Selected passage:
Monday, November 24, 2014

Dr. Sheep

Last night I justified last Yule's gift-to-me.  I needed to justify last year's purchase so I could free myself to potentially gift-to-me some more. Because I'm the only family member who seems to believe me when I say I WANT YARN AND FIBRE AND KNITTING OR SPINNING TOOLS FOR GIFTS.

I started with the sheep intended by the kit.

This was my first time working in 3D felting. It was fun. Not a perfect looking sheep, but I don't entirely blame myself because the instructions were crap.

There was plenty of fibre leftover, but all I had next to me while watching the TV was the black. So I started this...

And today he was finished.

He'll be flying down to KW as an Uptown Knit Mob Stashdown prize.
Yes folks, you read that correctly.

Tuesday, November 4, 2014

Fluffin Snow

There are big fluffy snowflakes falling.
So thought I'd have a quick sale on wintery knits.
Use code FSnow for 50% off my wintery knits - found here in this bundle on Ravelry.
(There is an ongoing sale on my Dragon knits too, FYI).

Good thing I already made kiddo this fluffy cowl - using the Really Want You in my World pattern - well, based on it. This one is wider.

She loves it. It can do all sorts of cool things, she says.

Yes, it can even double as a baby-doll sling. (Baby not shown here.)

Tuesday, October 14, 2014


The Battle-Weary was re-blocked to keep me warm with this dress on.

I was so very excited to be able to wear this dress again. I've had it for 16 years... why yes, since my highschool grad.

Back in the day.

This is the dollar store mask I upgraded for the event.  The sparkles already matched my dress perfectly.  Removed the useless ties and added a stick to hold it up with.  Most importantly, I crocheted several motifs (mostly Irish style) using black crochet cotton and leftover Montague lace from the shawl and glued them on. I'd debated doing something more complex - such as a full lace mask - but I decided to be realistic. Even these did not glued on until 2 hours before the event.

Friday, October 10, 2014

Battle Worn Dragon

This morning I decided I should reblock my Battle Weary shawl to wear tomorrow to a masquerade ball - where I will be wearing a silver dress.
It's the only thing I have that will remotely coordinate with the dress.  I've realized I need a  "little black lace stole".  There was not time to knit one, even though I have the black lace yarn.

As I was stretching it over the mats I discovered this:

 So I dug out this wee bit of leftovers

 then I added a new scar -this one is horizontal and not part of the design.  Have you ever tried to duplicate stitch over a slipped stitches and garter pattern in fine yarn?  Yeah, I knew it was hopeless to try and match it, especially with the yarn drying and toddlers waiting impatiently.

 The scar stands out more right now as the item is wet but the scar-yarn is dry.

 I'm going to chalk it up to battles. It's more character...

Friday, September 12, 2014

Fall Knits

Ah, sweet fall.
(Which is not how I describe it most mornings.)
Full of opportunities to wear handknits.

Extracted data:
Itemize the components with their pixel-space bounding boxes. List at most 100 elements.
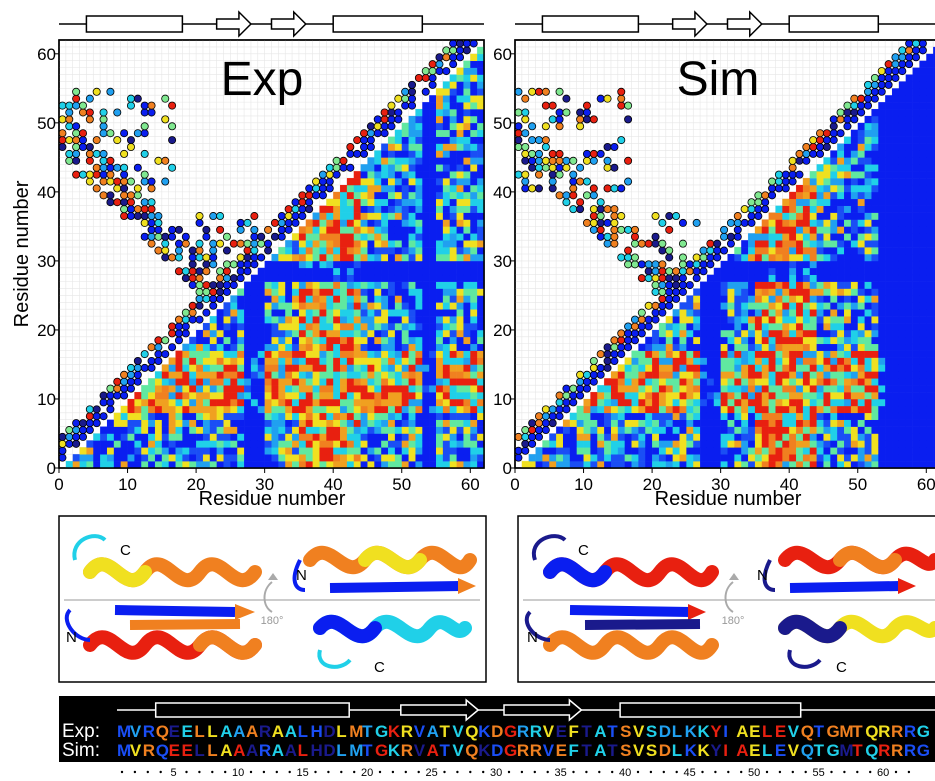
heatmap-cell — [864, 157, 872, 165]
heatmap-cell — [652, 392, 660, 400]
heatmap-cell — [367, 157, 375, 165]
heatmap-cell — [86, 440, 94, 448]
heatmap-cell — [422, 226, 430, 234]
heatmap-cell — [768, 371, 776, 379]
heatmap-cell — [878, 247, 886, 255]
heatmap-cell — [326, 385, 334, 393]
heatmap-cell — [202, 426, 211, 434]
contact-dot — [569, 398, 578, 407]
heatmap-cell — [360, 461, 368, 469]
heatmap-cell — [401, 198, 409, 206]
heatmap-cell — [244, 288, 252, 296]
contact-dot — [521, 108, 530, 117]
heatmap-cell — [631, 371, 639, 379]
heatmap-cell — [189, 419, 197, 427]
contact-dot — [133, 191, 142, 200]
contact-dot — [209, 294, 218, 303]
heatmap-cell — [816, 364, 824, 372]
heatmap-cell — [761, 461, 769, 469]
heatmap-cell — [830, 164, 838, 172]
contact-dot — [99, 115, 108, 124]
heatmap-cell — [189, 392, 197, 400]
heatmap-cell — [230, 329, 238, 338]
heatmap-cell — [127, 405, 135, 414]
heatmap-cell — [463, 267, 471, 276]
heatmap-cell — [182, 357, 190, 365]
heatmap-cell — [857, 350, 865, 358]
heatmap-cell — [919, 198, 927, 206]
heatmap-cell — [658, 447, 667, 455]
heatmap-cell — [168, 392, 176, 400]
heatmap-cell — [360, 323, 368, 331]
heatmap-cell — [679, 378, 687, 386]
heatmap-cell — [768, 378, 776, 386]
heatmap-cell — [700, 447, 708, 455]
heatmap-cell — [415, 260, 423, 269]
heatmap-cell — [693, 461, 701, 469]
heatmap-cell — [312, 219, 320, 227]
heatmap-cell — [319, 302, 327, 310]
heatmap-cell — [700, 412, 708, 420]
contact-dot — [428, 67, 437, 76]
heatmap-cell — [665, 357, 673, 365]
heatmap-cell — [477, 336, 485, 345]
heatmap-cell — [789, 392, 797, 400]
heatmap-cell — [264, 405, 272, 414]
heatmap-cell — [933, 350, 935, 358]
heatmap-cell — [401, 440, 409, 448]
contact-dot — [209, 301, 218, 310]
heatmap-cell — [381, 198, 389, 206]
heatmap-cell — [374, 302, 382, 310]
heatmap-cell — [292, 233, 300, 241]
heatmap-cell — [346, 198, 355, 206]
contact-dot — [188, 260, 197, 269]
heatmap-cell — [401, 233, 409, 241]
contact-dot — [202, 294, 211, 303]
heatmap-cell — [353, 364, 361, 372]
heatmap-cell — [381, 371, 389, 379]
heatmap-cell — [477, 191, 485, 200]
contact-dot — [380, 115, 389, 124]
heatmap-cell — [298, 419, 307, 427]
heatmap-cell — [477, 157, 485, 165]
heatmap-cell — [415, 323, 423, 331]
heatmap-cell — [442, 233, 451, 241]
contact-dot — [630, 253, 639, 262]
heatmap-cell — [761, 260, 769, 269]
heatmap-cell — [388, 274, 396, 282]
contact-dot — [555, 163, 564, 172]
heatmap-cell — [926, 198, 934, 206]
heatmap-cell — [257, 309, 265, 317]
heatmap-cell — [933, 364, 935, 372]
contact-dot — [576, 370, 585, 379]
contact-dot — [795, 149, 804, 158]
heatmap-cell — [604, 461, 612, 469]
heatmap-cell — [340, 461, 348, 469]
heatmap-cell — [823, 364, 831, 372]
heatmap-cell — [665, 426, 673, 434]
heatmap-cell — [360, 178, 368, 186]
heatmap-cell — [285, 336, 293, 345]
heatmap-cell — [326, 336, 334, 345]
heatmap-cell — [912, 419, 920, 427]
heatmap-cell — [892, 240, 900, 248]
heatmap-cell — [638, 392, 646, 400]
heatmap-cell — [271, 440, 279, 448]
heatmap-cell — [658, 343, 667, 351]
heatmap-cell — [271, 288, 279, 296]
heatmap-cell — [477, 433, 485, 441]
heatmap-cell — [782, 398, 790, 407]
heatmap-cell — [857, 343, 865, 351]
heatmap-cell — [367, 412, 375, 420]
heatmap-cell — [415, 129, 423, 137]
heatmap-cell — [905, 74, 913, 82]
heatmap-cell — [436, 136, 444, 144]
heatmap-cell — [312, 343, 320, 351]
heatmap-cell — [926, 378, 934, 386]
contact-dot — [617, 343, 626, 352]
heatmap-cell — [305, 426, 313, 434]
heatmap-cell — [353, 219, 361, 227]
heatmap-cell — [850, 171, 859, 179]
heatmap-cell — [285, 426, 293, 434]
heatmap-cell — [816, 247, 824, 255]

Given instruction 1: From the knitting blog, write out word for word the passage starting with "This was my" and going on through "Mob Stashdown prize.".
Given instruction 2: In the knitting blog, what code gives 50% off the wintery knits?
Use only the knitting blog.

Finished answer 1:
This was my first time working in 3D felting. It was fun. Not a perfect looking sheep, but I don't entirely blame myself because the instructions were crap.

There was plenty of fibre leftover, but all I had next to me while watching the TV was the black. So I started this...

And today he was finished.

He'll be flying down to KW as an Uptown Knit Mob Stashdown prize.

Finished answer 2: FSnow